Friday, May 27, 2005

Muggle SF

The brilliant and talented Ian McDonald has started a blog, wherein he recently responds to the equally talented and brilliant Geoff Ryman's Mundane SF manifesto.

For those who came in late, the Mundanes hold:

That interstellar travel remains unlikely. Warp drives, worm holes, and other forms of faster-than-light magic are wish fulfillment fantasies rather than serious speculation about a possible future.

That magic interstellar travel can lead to an illusion of a universe abundant with worlds as hospitable to life as this Earth. This is also unlikely.

That this dream of abundance can encourage a wasteful attitude to the abundance that is here on Earth.

That there is no evidence whatsoever of intelligences elsewhere in the universe.

That absence of evidence is not evidence of absence -- however, it is unlikely that alien intelligences will overcome the physical constraints on interstellar travel any better than we can.

That interstellar trade (and colonization, war, federations, etc.) is therefore highly unlikely.

That communication with alien intelligences over such vast distances will be vexed by: the enormous time lag in exchange of messages and the likelihood of enormous and probably currently unimaginable differences between us and aliens.

That there is no evidence whatsoever that quantum uncertainty has any effect at the macro level and that therefore it is highly unlikely that there are whole alternative universes to be visited.

That therefore our most likely future is on this planet and within this solar system. It is highly unlikely that intelligent life survives elsewhere in this solar system. Any contact with aliens is likely to be tenuous, and unprofitable.

That the most likely future is one in which we only have ourselves and this planet.

Now while I applaud the Mundaners their laudable concern for our own little blue marble, I believe that it is way-dangerous to make predictions that close the book on hitherto undiscovered technologies. This seems naive even without having to invoke the famous Charles Duell patent office legend. Nor, last I checked, has the jury yet come in on the multiverse. (See, for instance, physicist & science writer Michio Kaku's recent work, Parallel Worlds.)

Leaving aside these quibbles, they are partially correct in their criticisms of past and contemporary "Wide Screen Space Opera," as Ian concedes when he writes, "Whatever kind of humanity makes it into interstellar space is not going to be like us. It’s needs and ecological niche will be very different."

Claiming that we can't make it into space ever, at all, in any way, shape or form, however, is very different from asserting that we can not make it as we are now. The Mundanders seem, then, to be arguing a focus on near-future extrapolation vs. far future vision.

But Ian further comments, "If we confine ourselves only to the most likely near-future, does MSF run the risk of becoming almost a shared-world anthology, a future history?"
********************
● **TO BE DONE**
1) Rewrite the part of the Mundane SF post that opens with the words "The brilliant and" and closes with "Mundane SF manifesto.", changing "blog" to "weblog".
2) Carry the Mundane SF post on from its final sentence.
********************
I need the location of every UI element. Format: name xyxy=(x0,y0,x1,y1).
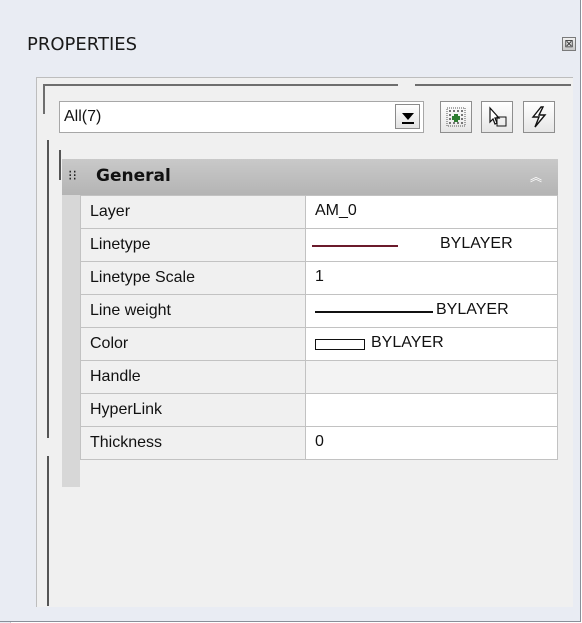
linetype-value[interactable]: BYLAYER xyxy=(305,228,558,262)
linetype-scale-value-text: 1 xyxy=(315,268,324,285)
property-row-thickness: Thickness 0 xyxy=(80,426,558,460)
linetype-scale-value[interactable]: 1 xyxy=(305,261,558,295)
thickness-value-text: 0 xyxy=(315,433,324,450)
section-title: General xyxy=(96,166,171,186)
properties-grid: Layer AM_0 Linetype BYLAYER Linetype Sca… xyxy=(80,195,558,460)
linetype-value-text: BYLAYER xyxy=(440,235,513,252)
properties-gutter xyxy=(62,195,80,487)
layer-value-text: AM_0 xyxy=(315,202,357,219)
scroll-track-upper xyxy=(47,140,49,438)
property-label: Linetype Scale xyxy=(80,261,306,295)
property-label: Layer xyxy=(80,195,306,229)
scroll-track-lower xyxy=(47,456,49,606)
pickadd-grid-icon xyxy=(446,107,466,127)
property-row-linetype-scale: Linetype Scale 1 xyxy=(80,261,558,295)
linetype-swatch xyxy=(312,245,398,247)
quick-select-button[interactable] xyxy=(523,101,555,133)
property-row-handle: Handle xyxy=(80,360,558,394)
property-row-hyperlink: HyperLink xyxy=(80,393,558,427)
dropdown-arrow-icon[interactable] xyxy=(395,104,420,129)
handle-value xyxy=(305,360,558,394)
toolbar-top-rule xyxy=(415,84,571,86)
close-button[interactable]: ⊠ xyxy=(562,37,576,51)
object-type-value: All(7) xyxy=(64,108,102,125)
select-objects-button[interactable] xyxy=(481,101,513,133)
line-weight-value[interactable]: BYLAYER xyxy=(305,294,558,328)
panel-top-rule xyxy=(43,84,398,86)
property-row-linetype: Linetype BYLAYER xyxy=(80,228,558,262)
object-type-select[interactable]: All(7) xyxy=(59,101,424,133)
property-label: Linetype xyxy=(80,228,306,262)
hyperlink-value[interactable] xyxy=(305,393,558,427)
general-section-header[interactable]: ⁝⁝ General ︽ xyxy=(62,159,558,195)
property-label: Thickness xyxy=(80,426,306,460)
property-label: Handle xyxy=(80,360,306,394)
thickness-value[interactable]: 0 xyxy=(305,426,558,460)
property-row-line-weight: Line weight BYLAYER xyxy=(80,294,558,328)
property-row-color: Color BYLAYER xyxy=(80,327,558,361)
line-weight-value-text: BYLAYER xyxy=(436,301,509,318)
color-value[interactable]: BYLAYER xyxy=(305,327,558,361)
property-row-layer: Layer AM_0 xyxy=(80,195,558,229)
select-cursor-icon xyxy=(489,106,507,127)
grip-icon: ⁝⁝ xyxy=(68,168,77,184)
toggle-pickadd-button[interactable] xyxy=(440,101,472,133)
panel-left-rule xyxy=(43,84,45,114)
line-weight-swatch xyxy=(315,311,433,313)
quick-select-lightning-icon xyxy=(531,106,547,128)
palette-title: PROPERTIES xyxy=(27,34,138,55)
property-label: HyperLink xyxy=(80,393,306,427)
section-bracket xyxy=(59,150,61,180)
layer-value[interactable]: AM_0 xyxy=(305,195,558,229)
collapse-icon[interactable]: ︽ xyxy=(530,168,542,185)
color-swatch xyxy=(315,339,365,350)
color-value-text: BYLAYER xyxy=(371,334,444,351)
property-label: Line weight xyxy=(80,294,306,328)
property-label: Color xyxy=(80,327,306,361)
********************
● **ANSWERS BELOW**
1)
The brilliant and talented Ian McDonald has started a weblog, wherein he recently responds to the equally talented and brilliant Geoff Ryman's Mundane SF manifesto.

2)
In the introduction to my 2003 anthology, Live Without a Net, entitled "Disengaging from the Matrix" I argued against what I perceived at the time as an apparent bottleneck in our speculative futures. I wrote then that, "one has only to read Wired magazine and Scientific American with any regularity to see that some form of that Gibsonian existence is barreling down upon us with ever-increasing speed. As advances in computerization, miniaturization, and neural interfacing are being made every day, it becomes increasingly hard for writers of speculative fiction to imagine near-future scenarios that do not contain at least some of the tropes of cyberfiction. "

Now, the anthology was a long time in the making, and I was really writing from a cusp-of-the- millennium perspective, talking largely about an American-only SF scene that seemed obsessed with VR simulations and post-cyberpunk and which had yet to embrace the New Space Opera, the full importance of the Vingian Singularity, the New Weird, et al. to the degree that swiftly followed. But I still hold that a restriction of imagination for whatever reason - whether internally imposed or externally compelled - is an undesirable thing.

Charles Stross makes the very good point in his comment wherein he says that "declaring that certain technologies are almost certainly not going to happen therefore we shouldn't consider the consequences of them is almost certainly about as wrong-headed as you can get..."

I think that the problem stems in part from the fact that science fiction has evolved to fulfill multiple roles, and each successive movement or manifesto that comes along seems to section off one of them in isolation from or opposition to the rest.

If I may...

Science fiction can serve as an actual communicator of science and the scientific worldview. As such, it may employ the rigorous application of current scientific principals, but it need not do so in order to communicate a general sense of the value of a rational (verses a superstitious) world view. (I would suggest that this is an increasingly-important function in America's current political climate. Intelligent Design anyone?)

Science fiction can serve as allegory, as social criticism, as a lens for examining the present by casting it in the future. As such it can employ loose or rigorous extrapolation, though it is not by any means obligated to do so and its extrapolation may be exaggerated for satirical effect. (Again, see parenthetical above as to the current importance of this aspect of SF.)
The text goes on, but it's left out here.